Reproduce each line from the records that holds "thêm".

_Excerpted records:_

####

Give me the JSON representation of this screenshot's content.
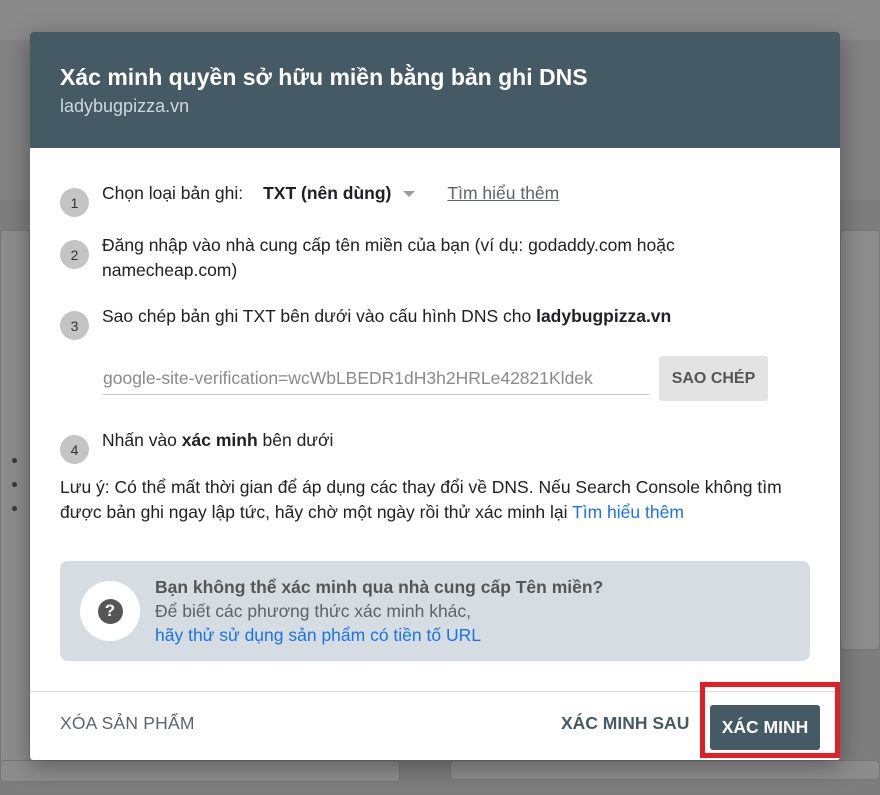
{
  "dialog": {
    "title": "Xác minh quyền sở hữu miền bằng bản ghi DNS",
    "subtitle": "ladybugpizza.vn"
  },
  "steps": [
    {
      "number": "1",
      "label": "Chọn loại bản ghi:",
      "select_value": "TXT (nên dùng)",
      "learn_more": "Tìm hiểu thêm"
    },
    {
      "number": "2",
      "text": "Đăng nhập vào nhà cung cấp tên miền của bạn (ví dụ: godaddy.com hoặc namecheap.com)"
    },
    {
      "number": "3",
      "text_prefix": "Sao chép bản ghi TXT bên dưới vào cấu hình DNS cho ",
      "domain": "ladybugpizza.vn",
      "txt_record": "google-site-verification=wcWbLBEDR1dH3h2HRLe42821Kldek",
      "copy_button": "SAO CHÉP"
    },
    {
      "number": "4",
      "text_prefix": "Nhấn vào ",
      "bold": "xác minh",
      "text_suffix": " bên dưới"
    }
  ],
  "note": {
    "text": "Lưu ý: Có thể mất thời gian để áp dụng các thay đổi về DNS. Nếu Search Console không tìm được bản ghi ngay lập tức, hãy chờ một ngày rồi thử xác minh lại ",
    "link": "Tìm hiểu thêm"
  },
  "info_box": {
    "icon": "help-icon",
    "title": "Bạn không thể xác minh qua nhà cung cấp Tên miền?",
    "line": "Để biết các phương thức xác minh khác,",
    "link": "hãy thử sử dụng sản phẩm có tiền tố URL"
  },
  "footer": {
    "delete_label": "XÓA SẢN PHẨM",
    "later_label": "XÁC MINH SAU",
    "verify_label": "XÁC MINH"
  },
  "colors": {
    "header_bg": "#455a64",
    "primary_button": "#455a64",
    "link": "#1a73e8",
    "highlight": "#e01f26",
    "info_bg": "#d6dde2"
  }
}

####

_Solution below:_
      "learn_more": "Tìm hiểu thêm"
    "link": "Tìm hiểu thêm"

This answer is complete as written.